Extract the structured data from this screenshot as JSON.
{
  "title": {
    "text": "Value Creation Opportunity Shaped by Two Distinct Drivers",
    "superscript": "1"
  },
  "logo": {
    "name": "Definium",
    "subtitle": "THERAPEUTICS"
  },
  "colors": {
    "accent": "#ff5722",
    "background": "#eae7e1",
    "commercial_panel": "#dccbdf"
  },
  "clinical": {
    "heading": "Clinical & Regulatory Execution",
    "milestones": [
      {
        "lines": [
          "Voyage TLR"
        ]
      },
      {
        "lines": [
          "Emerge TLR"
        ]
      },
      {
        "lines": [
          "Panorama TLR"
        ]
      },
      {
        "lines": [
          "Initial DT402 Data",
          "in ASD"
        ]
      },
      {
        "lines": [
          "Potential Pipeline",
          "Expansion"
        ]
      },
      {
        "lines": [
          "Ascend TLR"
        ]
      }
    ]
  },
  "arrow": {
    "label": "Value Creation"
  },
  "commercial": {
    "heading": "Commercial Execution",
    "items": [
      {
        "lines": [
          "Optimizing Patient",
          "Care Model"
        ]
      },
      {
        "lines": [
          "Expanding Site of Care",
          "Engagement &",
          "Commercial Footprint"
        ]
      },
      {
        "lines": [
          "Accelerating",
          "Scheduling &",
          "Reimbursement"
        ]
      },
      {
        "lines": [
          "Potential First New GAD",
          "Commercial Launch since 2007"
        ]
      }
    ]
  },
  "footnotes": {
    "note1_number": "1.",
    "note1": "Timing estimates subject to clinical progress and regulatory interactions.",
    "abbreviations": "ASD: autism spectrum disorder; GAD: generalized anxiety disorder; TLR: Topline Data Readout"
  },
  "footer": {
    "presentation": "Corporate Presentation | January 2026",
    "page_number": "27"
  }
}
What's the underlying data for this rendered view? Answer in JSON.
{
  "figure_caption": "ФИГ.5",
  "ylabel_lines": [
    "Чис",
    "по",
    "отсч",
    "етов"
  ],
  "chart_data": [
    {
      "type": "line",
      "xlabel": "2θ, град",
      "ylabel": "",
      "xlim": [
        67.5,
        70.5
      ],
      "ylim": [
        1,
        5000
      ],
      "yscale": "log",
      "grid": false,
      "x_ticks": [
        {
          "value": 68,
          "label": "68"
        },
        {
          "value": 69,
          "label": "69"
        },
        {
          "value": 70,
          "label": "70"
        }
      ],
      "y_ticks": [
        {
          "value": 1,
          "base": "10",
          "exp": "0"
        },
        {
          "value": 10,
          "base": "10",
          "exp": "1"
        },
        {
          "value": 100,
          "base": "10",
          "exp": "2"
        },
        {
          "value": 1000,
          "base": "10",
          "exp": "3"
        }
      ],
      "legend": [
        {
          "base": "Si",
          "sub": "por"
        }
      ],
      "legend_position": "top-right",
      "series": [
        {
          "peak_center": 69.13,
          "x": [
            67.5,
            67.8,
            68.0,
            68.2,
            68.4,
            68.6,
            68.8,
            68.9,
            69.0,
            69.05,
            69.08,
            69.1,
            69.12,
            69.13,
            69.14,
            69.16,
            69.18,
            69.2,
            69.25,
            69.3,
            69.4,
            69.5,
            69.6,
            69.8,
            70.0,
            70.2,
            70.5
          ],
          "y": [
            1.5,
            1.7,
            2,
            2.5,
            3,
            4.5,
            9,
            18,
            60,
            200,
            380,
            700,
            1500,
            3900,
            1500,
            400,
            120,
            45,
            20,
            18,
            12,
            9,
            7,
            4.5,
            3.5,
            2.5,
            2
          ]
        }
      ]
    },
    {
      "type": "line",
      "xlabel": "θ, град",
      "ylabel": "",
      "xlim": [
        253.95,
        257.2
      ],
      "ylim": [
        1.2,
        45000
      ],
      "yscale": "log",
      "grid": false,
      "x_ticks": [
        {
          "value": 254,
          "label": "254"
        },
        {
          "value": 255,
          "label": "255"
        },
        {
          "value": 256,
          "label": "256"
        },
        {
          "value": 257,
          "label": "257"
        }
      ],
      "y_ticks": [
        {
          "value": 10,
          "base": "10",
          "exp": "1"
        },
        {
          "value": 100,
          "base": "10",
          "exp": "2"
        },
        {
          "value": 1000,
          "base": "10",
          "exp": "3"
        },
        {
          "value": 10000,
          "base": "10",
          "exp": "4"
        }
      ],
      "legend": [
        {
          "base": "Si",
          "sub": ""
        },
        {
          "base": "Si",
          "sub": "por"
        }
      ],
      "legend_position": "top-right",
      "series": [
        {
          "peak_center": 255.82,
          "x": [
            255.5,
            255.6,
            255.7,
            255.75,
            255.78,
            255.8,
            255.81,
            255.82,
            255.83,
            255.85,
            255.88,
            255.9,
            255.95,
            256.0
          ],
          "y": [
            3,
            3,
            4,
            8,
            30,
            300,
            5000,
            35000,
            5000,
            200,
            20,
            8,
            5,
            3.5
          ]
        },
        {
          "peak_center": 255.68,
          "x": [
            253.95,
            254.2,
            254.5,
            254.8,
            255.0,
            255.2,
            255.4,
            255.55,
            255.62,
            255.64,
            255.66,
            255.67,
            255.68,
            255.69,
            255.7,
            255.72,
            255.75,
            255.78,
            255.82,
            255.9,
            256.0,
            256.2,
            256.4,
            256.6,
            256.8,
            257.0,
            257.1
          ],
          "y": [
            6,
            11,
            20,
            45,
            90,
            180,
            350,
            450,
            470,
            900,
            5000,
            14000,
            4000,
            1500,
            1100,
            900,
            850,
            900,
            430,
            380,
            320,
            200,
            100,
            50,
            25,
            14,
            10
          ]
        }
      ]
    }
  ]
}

────

Retype every record above exactly as it appears.

- **Finished task**
Extract the structured data from this screenshot as JSON.
{
  "title": {
    "text": "Value Creation Opportunity Shaped by Two Distinct Drivers",
    "superscript": "1"
  },
  "logo": {
    "name": "Definium",
    "subtitle": "THERAPEUTICS"
  },
  "colors": {
    "accent": "#ff5722",
    "background": "#eae7e1",
    "commercial_panel": "#dccbdf"
  },
  "clinical": {
    "heading": "Clinical & Regulatory Execution",
    "milestones": [
      {
        "lines": [
          "Voyage TLR"
        ]
      },
      {
        "lines": [
          "Emerge TLR"
        ]
      },
      {
        "lines": [
          "Panorama TLR"
        ]
      },
      {
        "lines": [
          "Initial DT402 Data",
          "in ASD"
        ]
      },
      {
        "lines": [
          "Potential Pipeline",
          "Expansion"
        ]
      },
      {
        "lines": [
          "Ascend TLR"
        ]
      }
    ]
  },
  "arrow": {
    "label": "Value Creation"
  },
  "commercial": {
    "heading": "Commercial Execution",
    "items": [
      {
        "lines": [
          "Optimizing Patient",
          "Care Model"
        ]
      },
      {
        "lines": [
          "Expanding Site of Care",
          "Engagement &",
          "Commercial Footprint"
        ]
      },
      {
        "lines": [
          "Accelerating",
          "Scheduling &",
          "Reimbursement"
        ]
      },
      {
        "lines": [
          "Potential First New GAD",
          "Commercial Launch since 2007"
        ]
      }
    ]
  },
  "footnotes": {
    "note1_number": "1.",
    "note1": "Timing estimates subject to clinical progress and regulatory interactions.",
    "abbreviations": "ASD: autism spectrum disorder; GAD: generalized anxiety disorder; TLR: Topline Data Readout"
  },
  "footer": {
    "presentation": "Corporate Presentation | January 2026",
    "page_number": "27"
  }
}
What's the underlying data for this rendered view? Answer in JSON.
{
  "figure_caption": "ФИГ.5",
  "ylabel_lines": [
    "Чис",
    "по",
    "отсч",
    "етов"
  ],
  "chart_data": [
    {
      "type": "line",
      "xlabel": "2θ, град",
      "ylabel": "",
      "xlim": [
        67.5,
        70.5
      ],
      "ylim": [
        1,
        5000
      ],
      "yscale": "log",
      "grid": false,
      "x_ticks": [
        {
          "value": 68,
          "label": "68"
        },
        {
          "value": 69,
          "label": "69"
        },
        {
          "value": 70,
          "label": "70"
        }
      ],
      "y_ticks": [
        {
          "value": 1,
          "base": "10",
          "exp": "0"
        },
        {
          "value": 10,
          "base": "10",
          "exp": "1"
        },
        {
          "value": 100,
          "base": "10",
          "exp": "2"
        },
        {
          "value": 1000,
          "base": "10",
          "exp": "3"
        }
      ],
      "legend": [
        {
          "base": "Si",
          "sub": "por"
        }
      ],
      "legend_position": "top-right",
      "series": [
        {
          "peak_center": 69.13,
          "x": [
            67.5,
            67.8,
            68.0,
            68.2,
            68.4,
            68.6,
            68.8,
            68.9,
            69.0,
            69.05,
            69.08,
            69.1,
            69.12,
            69.13,
            69.14,
            69.16,
            69.18,
            69.2,
            69.25,
            69.3,
            69.4,
            69.5,
            69.6,
            69.8,
            70.0,
            70.2,
            70.5
          ],
          "y": [
            1.5,
            1.7,
            2,
            2.5,
            3,
            4.5,
            9,
            18,
            60,
            200,
            380,
            700,
            1500,
            3900,
            1500,
            400,
            120,
            45,
            20,
            18,
            12,
            9,
            7,
            4.5,
            3.5,
            2.5,
            2
          ]
        }
      ]
    },
    {
      "type": "line",
      "xlabel": "θ, град",
      "ylabel": "",
      "xlim": [
        253.95,
        257.2
      ],
      "ylim": [
        1.2,
        45000
      ],
      "yscale": "log",
      "grid": false,
      "x_ticks": [
        {
          "value": 254,
          "label": "254"
        },
        {
          "value": 255,
          "label": "255"
        },
        {
          "value": 256,
          "label": "256"
        },
        {
          "value": 257,
          "label": "257"
        }
      ],
      "y_ticks": [
        {
          "value": 10,
          "base": "10",
          "exp": "1"
        },
        {
          "value": 100,
          "base": "10",
          "exp": "2"
        },
        {
          "value": 1000,
          "base": "10",
          "exp": "3"
        },
        {
          "value": 10000,
          "base": "10",
          "exp": "4"
        }
      ],
      "legend": [
        {
          "base": "Si",
          "sub": ""
        },
        {
          "base": "Si",
          "sub": "por"
        }
      ],
      "legend_position": "top-right",
      "series": [
        {
          "peak_center": 255.82,
          "x": [
            255.5,
            255.6,
            255.7,
            255.75,
            255.78,
            255.8,
            255.81,
            255.82,
            255.83,
            255.85,
            255.88,
            255.9,
            255.95,
            256.0
          ],
          "y": [
            3,
            3,
            4,
            8,
            30,
            300,
            5000,
            35000,
            5000,
            200,
            20,
            8,
            5,
            3.5
          ]
        },
        {
          "peak_center": 255.68,
          "x": [
            253.95,
            254.2,
            254.5,
            254.8,
            255.0,
            255.2,
            255.4,
            255.55,
            255.62,
            255.64,
            255.66,
            255.67,
            255.68,
            255.69,
            255.7,
            255.72,
            255.75,
            255.78,
            255.82,
            255.9,
            256.0,
            256.2,
            256.4,
            256.6,
            256.8,
            257.0,
            257.1
          ],
          "y": [
            6,
            11,
            20,
            45,
            90,
            180,
            350,
            450,
            470,
            900,
            5000,
            14000,
            4000,
            1500,
            1100,
            900,
            850,
            900,
            430,
            380,
            320,
            200,
            100,
            50,
            25,
            14,
            10
          ]
        }
      ]
    }
  ]
}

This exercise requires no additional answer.